→ Set exercise: Identify the lines holding "error" and copy them.

→ Records shown:
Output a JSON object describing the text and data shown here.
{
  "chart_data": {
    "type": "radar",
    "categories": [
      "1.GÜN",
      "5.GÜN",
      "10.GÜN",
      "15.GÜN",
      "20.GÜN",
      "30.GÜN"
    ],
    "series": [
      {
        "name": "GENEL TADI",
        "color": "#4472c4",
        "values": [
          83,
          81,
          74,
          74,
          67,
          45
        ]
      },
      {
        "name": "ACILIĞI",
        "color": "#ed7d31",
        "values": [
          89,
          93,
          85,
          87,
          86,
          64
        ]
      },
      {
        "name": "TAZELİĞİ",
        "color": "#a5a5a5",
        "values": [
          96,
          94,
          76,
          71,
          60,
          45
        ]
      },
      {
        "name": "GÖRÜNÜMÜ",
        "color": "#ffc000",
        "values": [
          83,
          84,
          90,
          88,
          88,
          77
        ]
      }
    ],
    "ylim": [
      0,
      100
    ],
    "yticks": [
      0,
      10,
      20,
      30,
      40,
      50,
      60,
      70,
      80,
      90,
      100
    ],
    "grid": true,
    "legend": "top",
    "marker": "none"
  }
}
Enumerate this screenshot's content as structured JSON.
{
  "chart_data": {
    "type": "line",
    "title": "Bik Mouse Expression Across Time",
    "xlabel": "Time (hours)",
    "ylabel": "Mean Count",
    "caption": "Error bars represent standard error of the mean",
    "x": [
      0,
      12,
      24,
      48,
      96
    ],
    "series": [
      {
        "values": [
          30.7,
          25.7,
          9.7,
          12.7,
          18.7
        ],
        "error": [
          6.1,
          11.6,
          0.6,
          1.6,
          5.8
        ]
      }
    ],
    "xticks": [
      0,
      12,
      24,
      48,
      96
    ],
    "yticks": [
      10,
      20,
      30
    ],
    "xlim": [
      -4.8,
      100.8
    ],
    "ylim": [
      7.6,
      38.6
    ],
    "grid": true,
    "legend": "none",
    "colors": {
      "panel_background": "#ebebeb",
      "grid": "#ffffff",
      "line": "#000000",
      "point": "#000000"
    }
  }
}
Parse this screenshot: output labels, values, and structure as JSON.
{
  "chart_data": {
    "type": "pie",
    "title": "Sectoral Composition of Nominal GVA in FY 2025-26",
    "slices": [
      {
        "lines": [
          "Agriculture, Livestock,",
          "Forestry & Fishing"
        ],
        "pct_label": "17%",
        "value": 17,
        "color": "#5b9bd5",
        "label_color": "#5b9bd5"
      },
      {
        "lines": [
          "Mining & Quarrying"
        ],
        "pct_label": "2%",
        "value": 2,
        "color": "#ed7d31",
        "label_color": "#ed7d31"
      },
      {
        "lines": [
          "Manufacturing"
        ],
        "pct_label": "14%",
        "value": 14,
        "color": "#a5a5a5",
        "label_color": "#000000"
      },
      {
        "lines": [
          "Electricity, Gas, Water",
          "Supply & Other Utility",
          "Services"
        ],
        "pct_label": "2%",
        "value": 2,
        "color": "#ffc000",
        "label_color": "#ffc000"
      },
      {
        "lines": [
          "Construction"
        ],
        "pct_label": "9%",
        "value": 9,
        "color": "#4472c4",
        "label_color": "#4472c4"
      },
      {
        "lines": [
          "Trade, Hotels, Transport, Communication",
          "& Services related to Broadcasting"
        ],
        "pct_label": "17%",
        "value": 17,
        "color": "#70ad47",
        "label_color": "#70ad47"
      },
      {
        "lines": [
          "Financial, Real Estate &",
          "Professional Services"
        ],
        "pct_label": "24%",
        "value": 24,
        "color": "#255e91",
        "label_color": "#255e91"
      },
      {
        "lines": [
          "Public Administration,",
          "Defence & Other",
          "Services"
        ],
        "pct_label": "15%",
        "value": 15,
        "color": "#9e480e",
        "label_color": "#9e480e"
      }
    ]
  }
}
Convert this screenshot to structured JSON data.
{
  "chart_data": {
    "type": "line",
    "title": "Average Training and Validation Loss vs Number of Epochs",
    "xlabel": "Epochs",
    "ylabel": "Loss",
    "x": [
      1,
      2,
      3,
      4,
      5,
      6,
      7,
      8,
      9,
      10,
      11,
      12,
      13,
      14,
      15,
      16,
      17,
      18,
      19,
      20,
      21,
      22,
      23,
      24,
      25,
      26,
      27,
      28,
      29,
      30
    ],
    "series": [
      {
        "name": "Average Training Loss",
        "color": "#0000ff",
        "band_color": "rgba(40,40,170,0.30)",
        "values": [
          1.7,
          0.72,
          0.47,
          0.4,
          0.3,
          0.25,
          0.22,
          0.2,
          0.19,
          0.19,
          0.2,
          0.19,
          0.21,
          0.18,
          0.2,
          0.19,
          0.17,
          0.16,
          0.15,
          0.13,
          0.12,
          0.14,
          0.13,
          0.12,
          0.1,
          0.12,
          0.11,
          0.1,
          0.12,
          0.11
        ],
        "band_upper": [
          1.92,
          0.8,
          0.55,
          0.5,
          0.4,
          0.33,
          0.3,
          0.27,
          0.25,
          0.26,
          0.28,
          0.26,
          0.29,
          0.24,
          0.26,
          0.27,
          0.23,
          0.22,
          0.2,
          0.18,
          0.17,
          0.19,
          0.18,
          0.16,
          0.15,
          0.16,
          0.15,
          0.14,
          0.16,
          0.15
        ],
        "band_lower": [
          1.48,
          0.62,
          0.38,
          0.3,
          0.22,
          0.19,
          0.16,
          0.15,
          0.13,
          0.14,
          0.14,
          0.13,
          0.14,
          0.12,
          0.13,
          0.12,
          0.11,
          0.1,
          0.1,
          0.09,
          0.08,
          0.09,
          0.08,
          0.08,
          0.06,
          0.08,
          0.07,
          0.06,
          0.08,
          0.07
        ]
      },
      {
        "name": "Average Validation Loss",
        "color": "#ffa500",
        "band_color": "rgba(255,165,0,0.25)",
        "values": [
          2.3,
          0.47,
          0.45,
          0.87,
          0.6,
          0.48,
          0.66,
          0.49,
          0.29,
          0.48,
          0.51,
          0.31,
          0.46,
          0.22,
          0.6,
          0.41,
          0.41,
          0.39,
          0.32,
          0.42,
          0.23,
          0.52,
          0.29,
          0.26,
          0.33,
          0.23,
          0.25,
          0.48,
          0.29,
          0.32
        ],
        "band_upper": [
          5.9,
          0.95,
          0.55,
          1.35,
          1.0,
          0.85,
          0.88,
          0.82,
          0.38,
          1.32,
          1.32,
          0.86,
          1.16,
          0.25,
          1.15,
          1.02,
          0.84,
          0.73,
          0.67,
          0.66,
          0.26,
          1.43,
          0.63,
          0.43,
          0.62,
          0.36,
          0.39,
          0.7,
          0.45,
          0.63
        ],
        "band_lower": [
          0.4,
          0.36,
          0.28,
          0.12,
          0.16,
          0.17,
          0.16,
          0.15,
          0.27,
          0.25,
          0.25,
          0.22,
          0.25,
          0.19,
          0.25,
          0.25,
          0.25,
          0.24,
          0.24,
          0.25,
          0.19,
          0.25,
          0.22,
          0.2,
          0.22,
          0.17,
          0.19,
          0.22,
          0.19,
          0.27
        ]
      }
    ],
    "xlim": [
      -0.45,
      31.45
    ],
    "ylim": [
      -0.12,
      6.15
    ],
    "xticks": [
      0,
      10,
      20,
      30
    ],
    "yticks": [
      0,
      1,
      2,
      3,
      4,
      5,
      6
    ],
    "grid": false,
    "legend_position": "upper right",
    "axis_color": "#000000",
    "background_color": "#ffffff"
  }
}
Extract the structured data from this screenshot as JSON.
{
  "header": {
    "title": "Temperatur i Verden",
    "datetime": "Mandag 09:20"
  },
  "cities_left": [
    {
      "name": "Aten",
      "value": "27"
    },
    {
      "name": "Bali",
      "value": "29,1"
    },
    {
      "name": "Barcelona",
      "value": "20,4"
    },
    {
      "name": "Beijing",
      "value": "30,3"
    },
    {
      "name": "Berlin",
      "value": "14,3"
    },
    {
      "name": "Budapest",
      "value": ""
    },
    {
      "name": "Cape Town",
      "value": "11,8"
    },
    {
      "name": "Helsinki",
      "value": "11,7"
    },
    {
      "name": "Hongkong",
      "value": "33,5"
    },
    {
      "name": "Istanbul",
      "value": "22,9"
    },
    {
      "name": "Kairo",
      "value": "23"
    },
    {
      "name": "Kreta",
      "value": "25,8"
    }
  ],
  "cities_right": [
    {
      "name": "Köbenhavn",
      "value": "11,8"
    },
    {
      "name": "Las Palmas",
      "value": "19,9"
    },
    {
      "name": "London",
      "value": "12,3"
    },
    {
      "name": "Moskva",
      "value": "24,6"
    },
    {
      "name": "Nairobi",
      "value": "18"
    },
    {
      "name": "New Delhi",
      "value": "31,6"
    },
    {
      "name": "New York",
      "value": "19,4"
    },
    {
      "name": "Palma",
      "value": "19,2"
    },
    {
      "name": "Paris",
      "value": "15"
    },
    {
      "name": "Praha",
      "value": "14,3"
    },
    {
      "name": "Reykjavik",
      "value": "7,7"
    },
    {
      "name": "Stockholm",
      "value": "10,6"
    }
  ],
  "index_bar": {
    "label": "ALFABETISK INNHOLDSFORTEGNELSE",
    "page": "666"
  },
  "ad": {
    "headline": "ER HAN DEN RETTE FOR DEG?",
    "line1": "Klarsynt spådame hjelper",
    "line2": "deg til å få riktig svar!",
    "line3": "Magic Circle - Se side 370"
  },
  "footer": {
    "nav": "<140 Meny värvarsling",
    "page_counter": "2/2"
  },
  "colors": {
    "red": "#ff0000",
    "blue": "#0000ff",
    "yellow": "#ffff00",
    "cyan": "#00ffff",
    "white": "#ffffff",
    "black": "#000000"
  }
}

→ The completed task:
    "caption": "Error bars represent standard error of the mean",
        "error": [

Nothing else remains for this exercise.